- What this task involves -
From the records below, pull each line that has "Vigência".

- Supplied material -
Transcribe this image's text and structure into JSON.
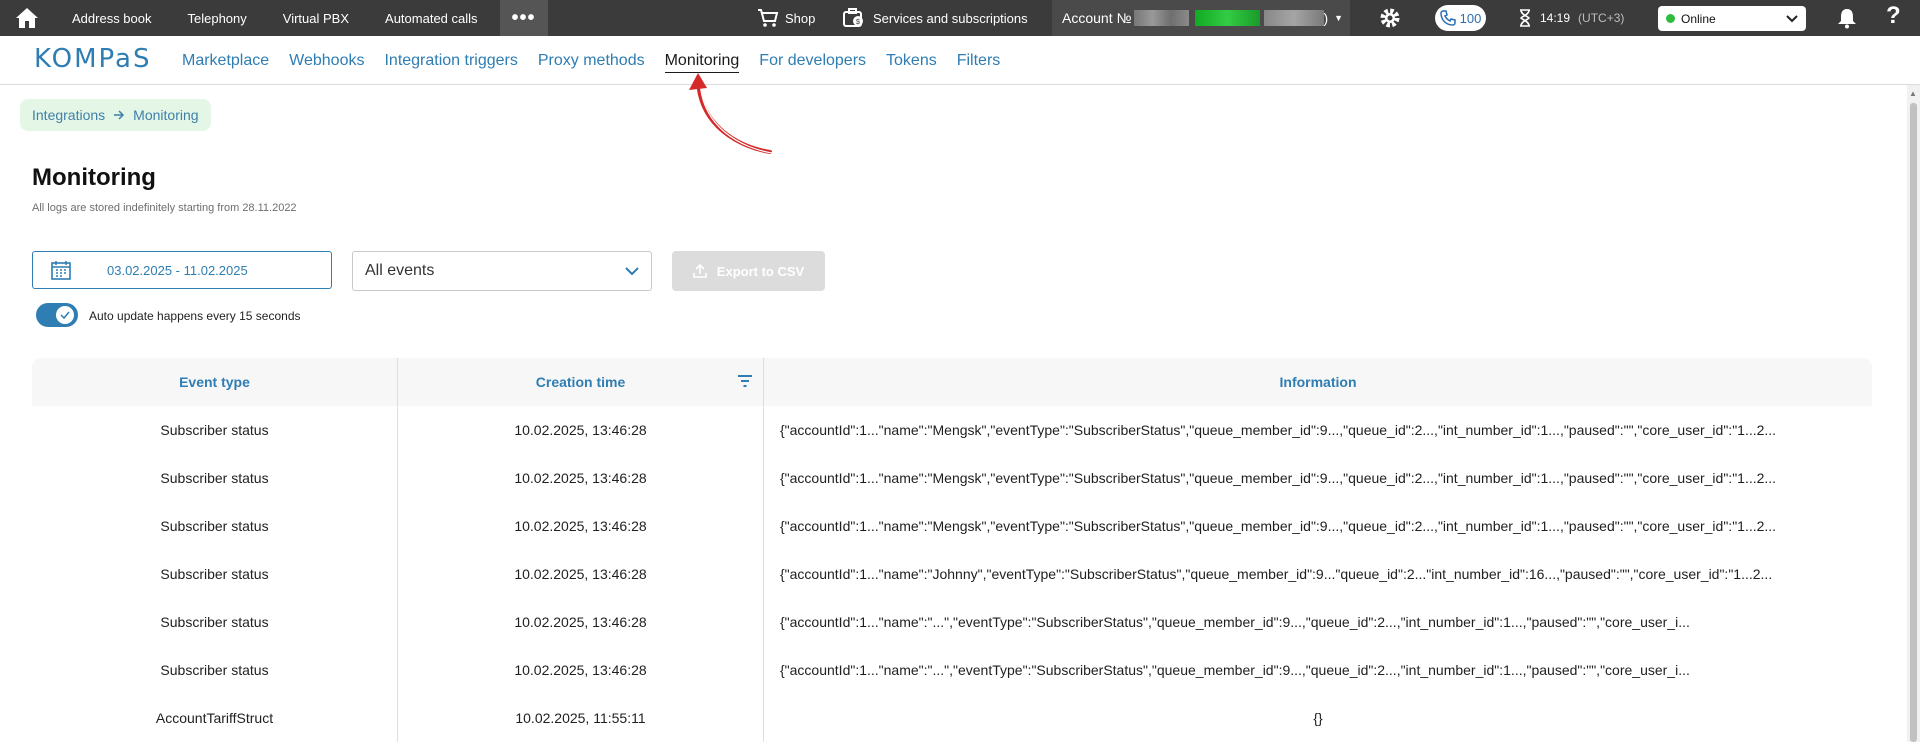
{
  "topbar": {
    "links": [
      "Address book",
      "Telephony",
      "Virtual PBX",
      "Automated calls"
    ],
    "more": "•••",
    "shop": "Shop",
    "services": "Services and subscriptions",
    "account_label": "Account №",
    "account_suffix": ")",
    "calls_count": "100",
    "time": "14:19",
    "timezone": "(UTC+3)",
    "status": "Online",
    "help": "?"
  },
  "nav": {
    "logo": "KOMPaS",
    "items": [
      "Marketplace",
      "Webhooks",
      "Integration triggers",
      "Proxy methods",
      "Monitoring",
      "For developers",
      "Tokens",
      "Filters"
    ],
    "active": "Monitoring"
  },
  "breadcrumb": {
    "parent": "Integrations",
    "current": "Monitoring"
  },
  "page": {
    "title": "Monitoring",
    "subtitle": "All logs are stored indefinitely starting from 28.11.2022"
  },
  "filters": {
    "date_range": "03.02.2025 - 11.02.2025",
    "events_select": "All events",
    "export_label": "Export to CSV",
    "auto_update_label": "Auto update happens every 15 seconds",
    "auto_update_on": true
  },
  "table": {
    "headers": [
      "Event type",
      "Creation time",
      "Information"
    ],
    "rows": [
      {
        "event": "Subscriber status",
        "time": "10.02.2025, 13:46:28",
        "info": "{\"accountId\":1...\"name\":\"Mengsk\",\"eventType\":\"SubscriberStatus\",\"queue_member_id\":9...,\"queue_id\":2...,\"int_number_id\":1...,\"paused\":\"\",\"core_user_id\":\"1...2..."
      },
      {
        "event": "Subscriber status",
        "time": "10.02.2025, 13:46:28",
        "info": "{\"accountId\":1...\"name\":\"Mengsk\",\"eventType\":\"SubscriberStatus\",\"queue_member_id\":9...,\"queue_id\":2...,\"int_number_id\":1...,\"paused\":\"\",\"core_user_id\":\"1...2..."
      },
      {
        "event": "Subscriber status",
        "time": "10.02.2025, 13:46:28",
        "info": "{\"accountId\":1...\"name\":\"Mengsk\",\"eventType\":\"SubscriberStatus\",\"queue_member_id\":9...,\"queue_id\":2...,\"int_number_id\":1...,\"paused\":\"\",\"core_user_id\":\"1...2..."
      },
      {
        "event": "Subscriber status",
        "time": "10.02.2025, 13:46:28",
        "info": "{\"accountId\":1...\"name\":\"Johnny\",\"eventType\":\"SubscriberStatus\",\"queue_member_id\":9...\"queue_id\":2...\"int_number_id\":16...,\"paused\":\"\",\"core_user_id\":\"1...2..."
      },
      {
        "event": "Subscriber status",
        "time": "10.02.2025, 13:46:28",
        "info": "{\"accountId\":1...\"name\":\"...\",\"eventType\":\"SubscriberStatus\",\"queue_member_id\":9...,\"queue_id\":2...,\"int_number_id\":1...,\"paused\":\"\",\"core_user_i..."
      },
      {
        "event": "Subscriber status",
        "time": "10.02.2025, 13:46:28",
        "info": "{\"accountId\":1...\"name\":\"...\",\"eventType\":\"SubscriberStatus\",\"queue_member_id\":9...,\"queue_id\":2...,\"int_number_id\":1...,\"paused\":\"\",\"core_user_i..."
      },
      {
        "event": "AccountTariffStruct",
        "time": "10.02.2025, 11:55:11",
        "info": "{}"
      }
    ]
  },
  "colors": {
    "accent": "#2e7db3",
    "topbar": "#3b3b3b",
    "breadcrumb_bg": "#e4f7e7",
    "online": "#2fbd3f",
    "annotation": "#d42a2a"
  }
}
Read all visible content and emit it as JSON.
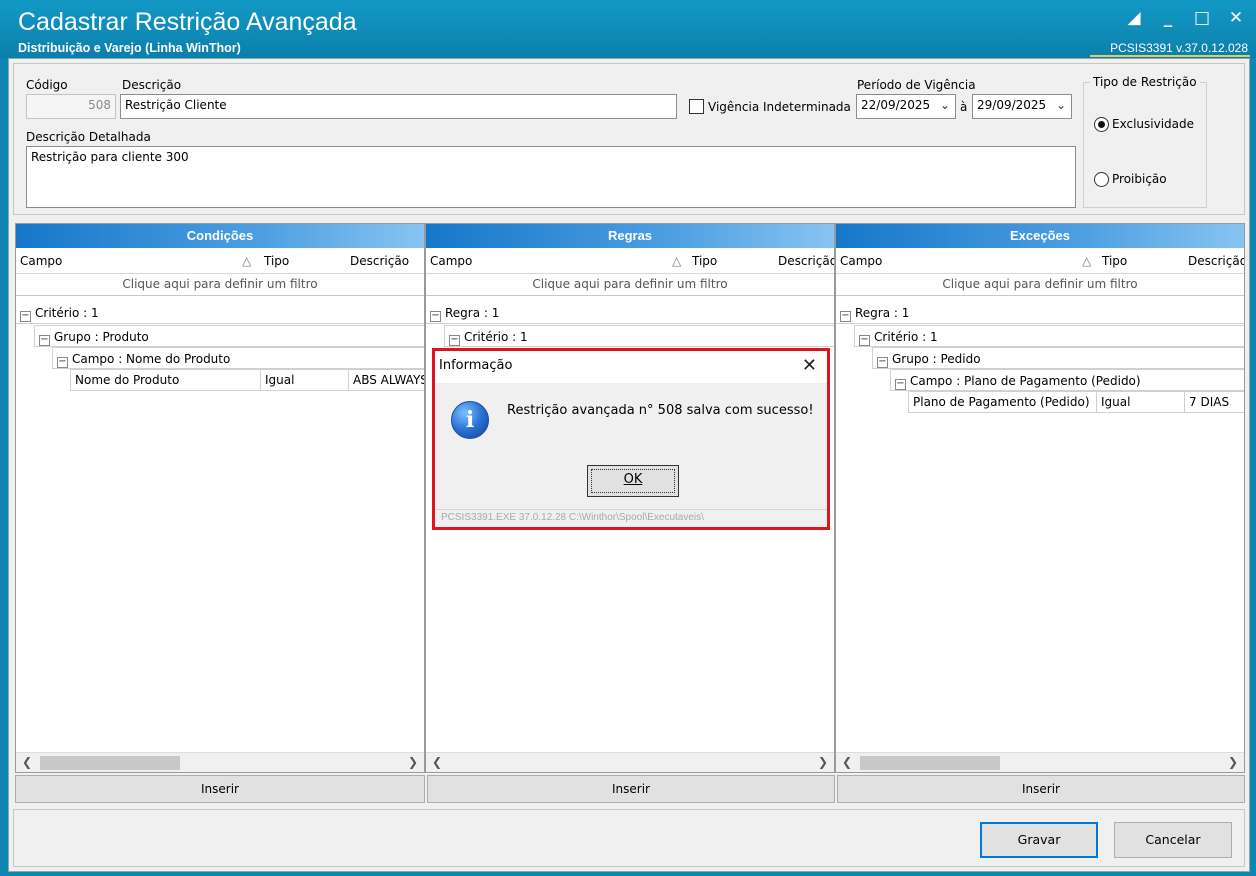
{
  "window": {
    "title": "Cadastrar Restrição Avançada",
    "subtitle": "Distribuição e Varejo (Linha WinThor)",
    "version": "PCSIS3391  v.37.0.12.028"
  },
  "form": {
    "codigo_label": "Código",
    "codigo_value": "508",
    "descricao_label": "Descrição",
    "descricao_value": "Restrição Cliente",
    "vigencia_indeterminada_label": "Vigência Indeterminada",
    "periodo_label": "Período de Vigência",
    "data_inicio": "22/09/2025",
    "separador": "à",
    "data_fim": "29/09/2025",
    "descricao_detalhada_label": "Descrição Detalhada",
    "descricao_detalhada_value": "Restrição para cliente 300",
    "tipo_restricao_title": "Tipo de Restrição",
    "opt_exclusividade": "Exclusividade",
    "opt_proibicao": "Proibição"
  },
  "panels": {
    "condicoes": {
      "header": "Condições",
      "col_campo": "Campo",
      "col_tipo": "Tipo",
      "col_descricao": "Descrição",
      "filter": "Clique aqui para definir um filtro",
      "row1": "Critério : 1",
      "row2": "Grupo : Produto",
      "row3": "Campo : Nome do Produto",
      "cell_campo": "Nome do Produto",
      "cell_tipo": "Igual",
      "cell_desc": "ABS ALWAYS",
      "insert": "Inserir"
    },
    "regras": {
      "header": "Regras",
      "col_campo": "Campo",
      "col_tipo": "Tipo",
      "col_descricao": "Descrição",
      "filter": "Clique aqui para definir um filtro",
      "row1": "Regra : 1",
      "row2": "Critério : 1",
      "insert": "Inserir"
    },
    "excecoes": {
      "header": "Exceções",
      "col_campo": "Campo",
      "col_tipo": "Tipo",
      "col_descricao": "Descrição",
      "filter": "Clique aqui para definir um filtro",
      "row1": "Regra : 1",
      "row2": "Critério : 1",
      "row3": "Grupo : Pedido",
      "row4": "Campo : Plano de Pagamento (Pedido)",
      "cell_campo": "Plano de Pagamento (Pedido)",
      "cell_tipo": "Igual",
      "cell_desc": "7 DIAS",
      "insert": "Inserir"
    }
  },
  "buttons": {
    "gravar": "Gravar",
    "cancelar": "Cancelar"
  },
  "dialog": {
    "title": "Informação",
    "message": "Restrição avançada n° 508 salva com sucesso!",
    "ok": "OK",
    "footer": "PCSIS3391.EXE 37.0.12.28 C:\\Winthor\\Spool\\Executaveis\\"
  }
}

- Task response -
    "vigencia_indeterminada_label": "Vigência Indeterminada",
    "periodo_label": "Período de Vigência",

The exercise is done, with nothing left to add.